## START
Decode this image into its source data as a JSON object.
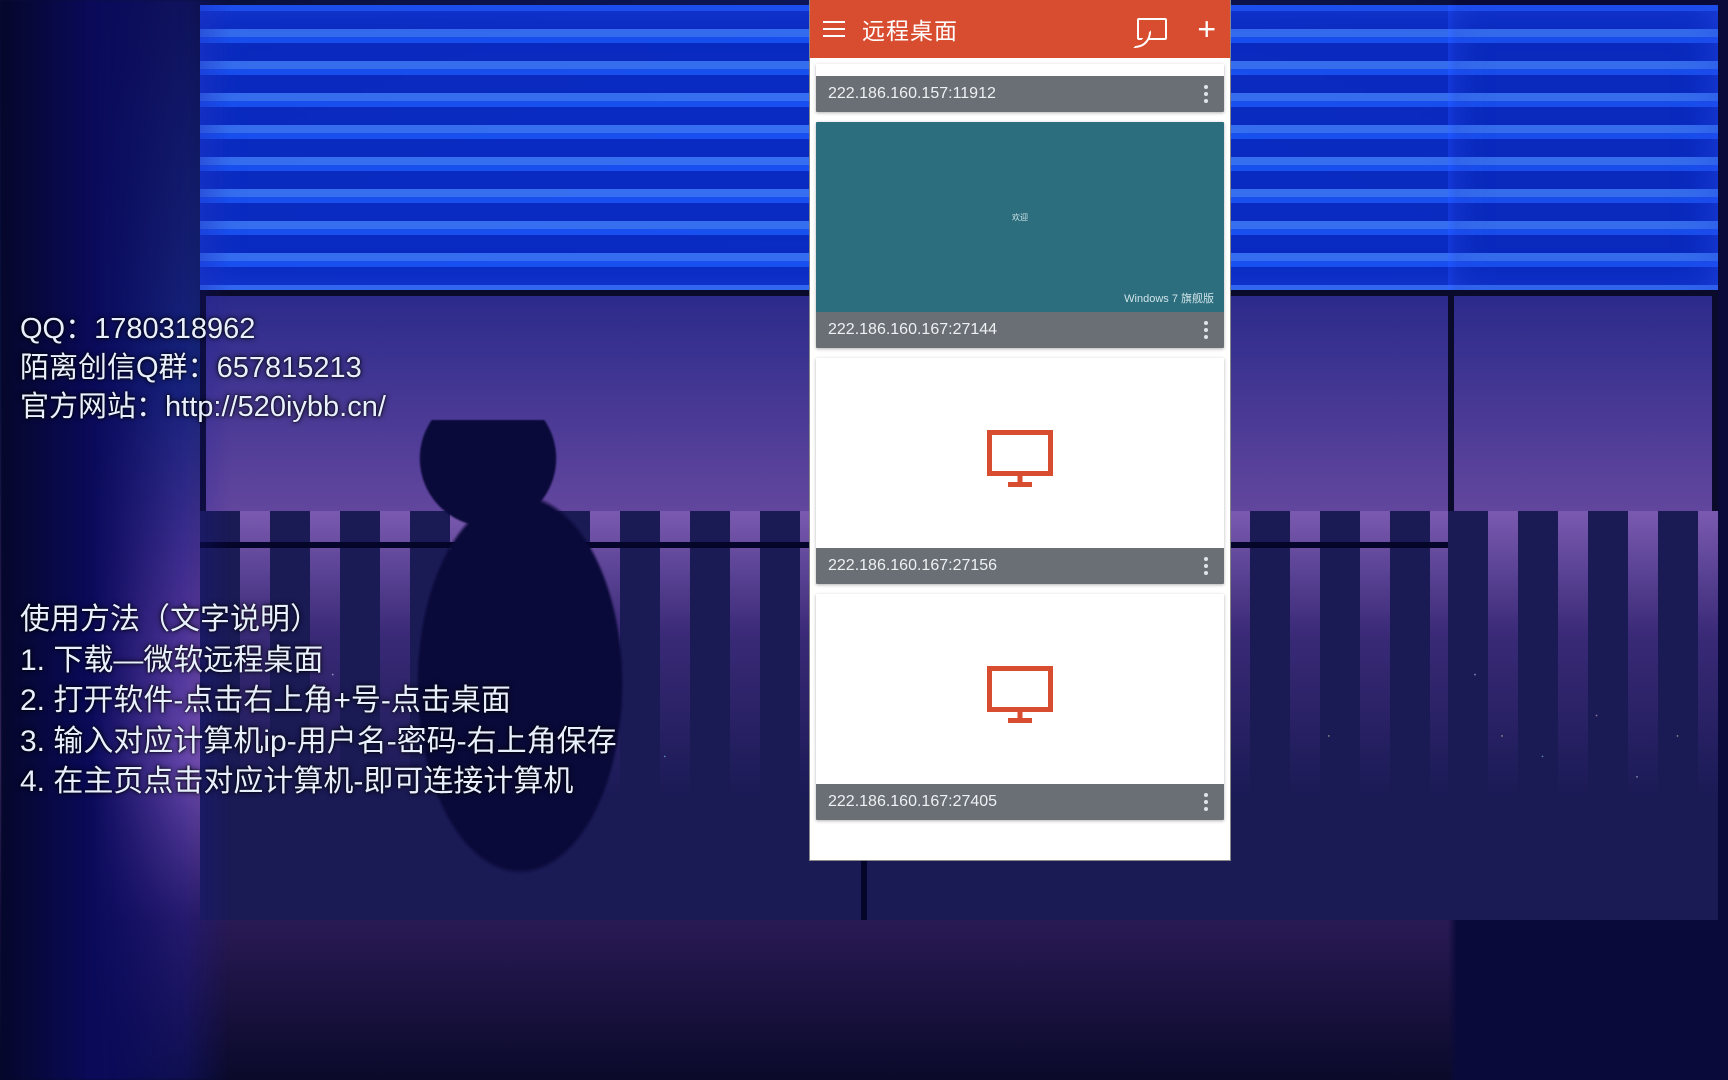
{
  "contact": {
    "qq_label": "QQ：",
    "qq_value": "1780318962",
    "group_label": "陌离创信Q群：",
    "group_value": "657815213",
    "site_label": "官方网站：",
    "site_value": "http://520iybb.cn/"
  },
  "steps": {
    "heading": "使用方法（文字说明）",
    "items": [
      "1.  下载—微软远程桌面",
      "2.  打开软件-点击右上角+号-点击桌面",
      "3.  输入对应计算机ip-用户名-密码-右上角保存",
      "4.  在主页点击对应计算机-即可连接计算机"
    ]
  },
  "phone": {
    "app_title": "远程桌面",
    "preview_welcome": "欢迎",
    "win7_caption": "Windows 7 旗舰版",
    "connections": [
      {
        "address": "222.186.160.157:11912",
        "preview": "short"
      },
      {
        "address": "222.186.160.167:27144",
        "preview": "teal"
      },
      {
        "address": "222.186.160.167:27156",
        "preview": "icon"
      },
      {
        "address": "222.186.160.167:27405",
        "preview": "icon"
      }
    ]
  }
}
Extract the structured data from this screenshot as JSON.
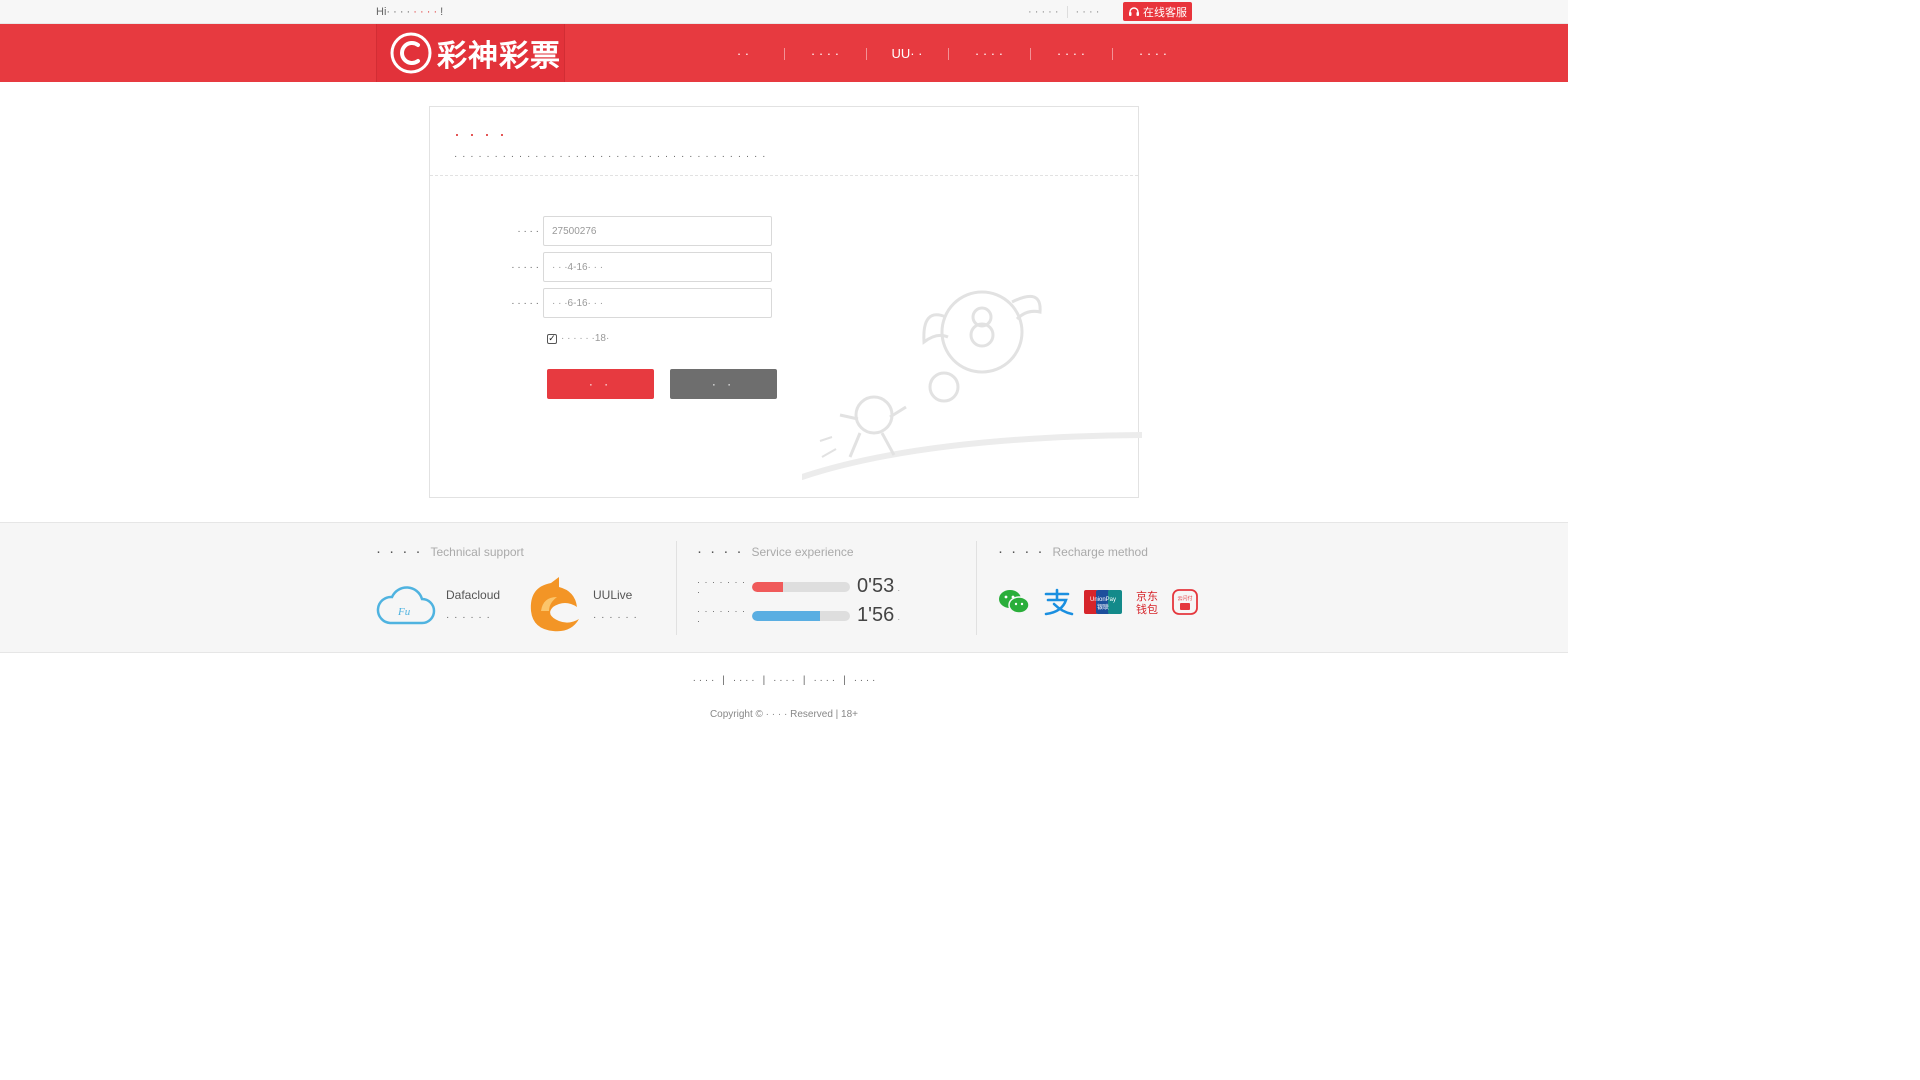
{
  "topbar": {
    "greeting_prefix": "Hi",
    "greeting_mid": "· · · ·",
    "greeting_link": "· · · ·",
    "greeting_suffix": "!",
    "links": [
      "· · · · ·",
      "· · · ·"
    ],
    "online_service": "在线客服"
  },
  "header": {
    "logo_text": "彩神彩票",
    "nav": [
      "· ·",
      "· · · ·",
      "UU· ·",
      "· · · ·",
      "· · · ·",
      "· · · ·"
    ]
  },
  "panel": {
    "title": "· · · ·",
    "subtitle": "· · · ·  · · · · · · · · · · · · · · · · · · · · · · · · · · · · · · · · · · ·",
    "fields": [
      {
        "label": "· · · ·",
        "value": "27500276"
      },
      {
        "label": "· · · · ·",
        "value": "· · ·4-16· · ·"
      },
      {
        "label": "· · · · ·",
        "value": "· · ·6-16· · ·"
      }
    ],
    "agree_text": "· · · · · ·18·",
    "agree_checked": true,
    "submit_label": "· ·",
    "reset_label": "· ·"
  },
  "info": {
    "tech": {
      "title_cn": "· · · ·",
      "title_en": "Technical support",
      "brands": [
        {
          "name": "Dafacloud",
          "caption": "· · · · · ·"
        },
        {
          "name": "UULive",
          "caption": "· · · · · ·"
        }
      ]
    },
    "service": {
      "title_cn": "· · · ·",
      "title_en": "Service experience",
      "rows": [
        {
          "label": "· · · · · · · ·",
          "value": "0'53",
          "unit": "·",
          "fill": 0.32,
          "color": "#f05a5a"
        },
        {
          "label": "· · · · · · · ·",
          "value": "1'56",
          "unit": "·",
          "fill": 0.69,
          "color": "#5aaee2"
        }
      ]
    },
    "recharge": {
      "title_cn": "· · · ·",
      "title_en": "Recharge method",
      "methods": [
        "wechat-pay-icon",
        "alipay-icon",
        "unionpay-icon",
        "jd-wallet-icon",
        "cloud-quickpass-icon"
      ]
    }
  },
  "footer": {
    "links": [
      "· · · ·",
      "· · · ·",
      "· · · ·",
      "· · · ·",
      "· · · ·"
    ],
    "copyright": "Copyright © · · · ·  Reserved | 18+"
  },
  "colors": {
    "brand_red": "#e73a40",
    "gray_button": "#6e6e6e"
  }
}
## END
### Given request:
Output the entries above exactly. Drop the pictures.

### Correct answer:
Decode this image into its source data as a JSON object.
{
  "contact": {
    "qq_label": "QQ：",
    "qq_value": "1780318962",
    "group_label": "陌离创信Q群：",
    "group_value": "657815213",
    "site_label": "官方网站：",
    "site_value": "http://520iybb.cn/"
  },
  "steps": {
    "heading": "使用方法（文字说明）",
    "items": [
      "1.  下载—微软远程桌面",
      "2.  打开软件-点击右上角+号-点击桌面",
      "3.  输入对应计算机ip-用户名-密码-右上角保存",
      "4.  在主页点击对应计算机-即可连接计算机"
    ]
  },
  "phone": {
    "app_title": "远程桌面",
    "preview_welcome": "欢迎",
    "win7_caption": "Windows 7 旗舰版",
    "connections": [
      {
        "address": "222.186.160.157:11912",
        "preview": "short"
      },
      {
        "address": "222.186.160.167:27144",
        "preview": "teal"
      },
      {
        "address": "222.186.160.167:27156",
        "preview": "icon"
      },
      {
        "address": "222.186.160.167:27405",
        "preview": "icon"
      }
    ]
  }
}
Extract the structured data from this screenshot as JSON.
{
  "topbar": {
    "greeting_prefix": "Hi",
    "greeting_mid": "· · · ·",
    "greeting_link": "· · · ·",
    "greeting_suffix": "!",
    "links": [
      "· · · · ·",
      "· · · ·"
    ],
    "online_service": "在线客服"
  },
  "header": {
    "logo_text": "彩神彩票",
    "nav": [
      "· ·",
      "· · · ·",
      "UU· ·",
      "· · · ·",
      "· · · ·",
      "· · · ·"
    ]
  },
  "panel": {
    "title": "· · · ·",
    "subtitle": "· · · ·  · · · · · · · · · · · · · · · · · · · · · · · · · · · · · · · · · · ·",
    "fields": [
      {
        "label": "· · · ·",
        "value": "27500276"
      },
      {
        "label": "· · · · ·",
        "value": "· · ·4-16· · ·"
      },
      {
        "label": "· · · · ·",
        "value": "· · ·6-16· · ·"
      }
    ],
    "agree_text": "· · · · · ·18·",
    "agree_checked": true,
    "submit_label": "· ·",
    "reset_label": "· ·"
  },
  "info": {
    "tech": {
      "title_cn": "· · · ·",
      "title_en": "Technical support",
      "brands": [
        {
          "name": "Dafacloud",
          "caption": "· · · · · ·"
        },
        {
          "name": "UULive",
          "caption": "· · · · · ·"
        }
      ]
    },
    "service": {
      "title_cn": "· · · ·",
      "title_en": "Service experience",
      "rows": [
        {
          "label": "· · · · · · · ·",
          "value": "0'53",
          "unit": "·",
          "fill": 0.32,
          "color": "#f05a5a"
        },
        {
          "label": "· · · · · · · ·",
          "value": "1'56",
          "unit": "·",
          "fill": 0.69,
          "color": "#5aaee2"
        }
      ]
    },
    "recharge": {
      "title_cn": "· · · ·",
      "title_en": "Recharge method",
      "methods": [
        "wechat-pay-icon",
        "alipay-icon",
        "unionpay-icon",
        "jd-wallet-icon",
        "cloud-quickpass-icon"
      ]
    }
  },
  "footer": {
    "links": [
      "· · · ·",
      "· · · ·",
      "· · · ·",
      "· · · ·",
      "· · · ·"
    ],
    "copyright": "Copyright © · · · ·  Reserved | 18+"
  },
  "colors": {
    "brand_red": "#e73a40",
    "gray_button": "#6e6e6e"
  }
}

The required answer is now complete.